Aim of the task
Each line below should be reproduced without any alteration.

(Data records)
**********
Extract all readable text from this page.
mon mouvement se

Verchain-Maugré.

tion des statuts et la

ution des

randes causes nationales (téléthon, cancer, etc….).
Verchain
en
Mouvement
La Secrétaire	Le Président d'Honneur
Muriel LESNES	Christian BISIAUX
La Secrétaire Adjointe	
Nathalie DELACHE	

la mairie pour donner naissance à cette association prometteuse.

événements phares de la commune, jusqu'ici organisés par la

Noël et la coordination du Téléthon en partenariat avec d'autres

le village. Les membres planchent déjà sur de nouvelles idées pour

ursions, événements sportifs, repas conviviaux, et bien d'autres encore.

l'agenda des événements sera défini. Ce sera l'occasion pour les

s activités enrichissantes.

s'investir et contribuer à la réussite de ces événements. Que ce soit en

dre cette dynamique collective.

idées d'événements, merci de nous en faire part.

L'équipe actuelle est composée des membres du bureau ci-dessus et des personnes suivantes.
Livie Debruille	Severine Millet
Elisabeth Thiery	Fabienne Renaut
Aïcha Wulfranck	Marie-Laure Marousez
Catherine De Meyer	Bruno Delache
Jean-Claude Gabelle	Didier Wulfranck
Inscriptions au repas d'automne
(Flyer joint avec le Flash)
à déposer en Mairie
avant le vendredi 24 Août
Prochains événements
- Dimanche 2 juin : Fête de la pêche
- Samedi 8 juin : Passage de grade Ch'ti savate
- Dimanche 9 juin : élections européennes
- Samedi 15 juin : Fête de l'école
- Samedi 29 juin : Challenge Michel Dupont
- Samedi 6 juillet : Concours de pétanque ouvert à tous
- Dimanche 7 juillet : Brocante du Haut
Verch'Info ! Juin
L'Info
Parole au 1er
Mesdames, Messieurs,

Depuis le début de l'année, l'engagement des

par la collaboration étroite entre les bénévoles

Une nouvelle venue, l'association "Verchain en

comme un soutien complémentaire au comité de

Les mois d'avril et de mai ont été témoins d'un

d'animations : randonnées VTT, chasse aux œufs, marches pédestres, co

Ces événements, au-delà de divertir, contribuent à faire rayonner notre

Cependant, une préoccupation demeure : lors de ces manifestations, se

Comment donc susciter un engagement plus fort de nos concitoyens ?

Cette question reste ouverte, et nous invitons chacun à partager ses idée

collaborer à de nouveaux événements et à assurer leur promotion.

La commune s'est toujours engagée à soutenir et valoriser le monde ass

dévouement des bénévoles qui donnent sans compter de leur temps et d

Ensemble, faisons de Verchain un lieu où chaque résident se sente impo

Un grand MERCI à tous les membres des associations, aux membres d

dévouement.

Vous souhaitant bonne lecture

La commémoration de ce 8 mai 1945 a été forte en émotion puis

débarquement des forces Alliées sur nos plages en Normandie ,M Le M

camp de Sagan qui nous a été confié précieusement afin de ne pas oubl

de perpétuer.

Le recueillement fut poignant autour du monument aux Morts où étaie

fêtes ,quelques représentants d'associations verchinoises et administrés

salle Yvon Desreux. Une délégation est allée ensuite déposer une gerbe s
**********
Result of this exercise
Extract all readable text from this page.
mon mouvement se

Verchain-Maugré.

tion des statuts et la

ution des

randes causes nationales (téléthon, cancer, etc….).
Verchain
en
Mouvement
La Secrétaire	Le Président d'Honneur
Muriel LESNES	Christian BISIAUX
La Secrétaire Adjointe	
Nathalie DELACHE	

la mairie pour donner naissance à cette association prometteuse.

événements phares de la commune, jusqu'ici organisés par la

Noël et la coordination du Téléthon en partenariat avec d'autres

le village. Les membres planchent déjà sur de nouvelles idées pour

ursions, événements sportifs, repas conviviaux, et bien d'autres encore.

l'agenda des événements sera défini. Ce sera l'occasion pour les

s activités enrichissantes.

s'investir et contribuer à la réussite de ces événements. Que ce soit en

dre cette dynamique collective.

idées d'événements, merci de nous en faire part.

L'équipe actuelle est composée des membres du bureau ci-dessus et des personnes suivantes.
Livie Debruille	Severine Millet
Elisabeth Thiery	Fabienne Renaut
Aïcha Wulfranck	Marie-Laure Marousez
Catherine De Meyer	Bruno Delache
Jean-Claude Gabelle	Didier Wulfranck
Inscriptions au repas d'automne
(Flyer joint avec le Flash)
à déposer en Mairie
avant le vendredi 24 Août
Prochains événements
- Dimanche 2 juin : Fête de la pêche
- Samedi 8 juin : Passage de grade Ch'ti savate
- Dimanche 9 juin : élections européennes
- Samedi 15 juin : Fête de l'école
- Samedi 29 juin : Challenge Michel Dupont
- Samedi 6 juillet : Concours de pétanque ouvert à tous
- Dimanche 7 juillet : Brocante du Haut
Verch'Info ! Juin
L'Info
Parole au 1er
Mesdames, Messieurs,

Depuis le début de l'année, l'engagement des

par la collaboration étroite entre les bénévoles

Une nouvelle venue, l'association "Verchain en

comme un soutien complémentaire au comité de

Les mois d'avril et de mai ont été témoins d'un

d'animations : randonnées VTT, chasse aux œufs, marches pédestres, co

Ces événements, au-delà de divertir, contribuent à faire rayonner notre

Cependant, une préoccupation demeure : lors de ces manifestations, se

Comment donc susciter un engagement plus fort de nos concitoyens ?

Cette question reste ouverte, et nous invitons chacun à partager ses idée

collaborer à de nouveaux événements et à assurer leur promotion.

La commune s'est toujours engagée à soutenir et valoriser le monde ass

dévouement des bénévoles qui donnent sans compter de leur temps et d

Ensemble, faisons de Verchain un lieu où chaque résident se sente impo

Un grand MERCI à tous les membres des associations, aux membres d

dévouement.

Vous souhaitant bonne lecture

La commémoration de ce 8 mai 1945 a été forte en émotion puis

débarquement des forces Alliées sur nos plages en Normandie ,M Le M

camp de Sagan qui nous a été confié précieusement afin de ne pas oubl

de perpétuer.

Le recueillement fut poignant autour du monument aux Morts où étaie

fêtes ,quelques représentants d'associations verchinoises et administrés

salle Yvon Desreux. Une délégation est allée ensuite déposer une gerbe s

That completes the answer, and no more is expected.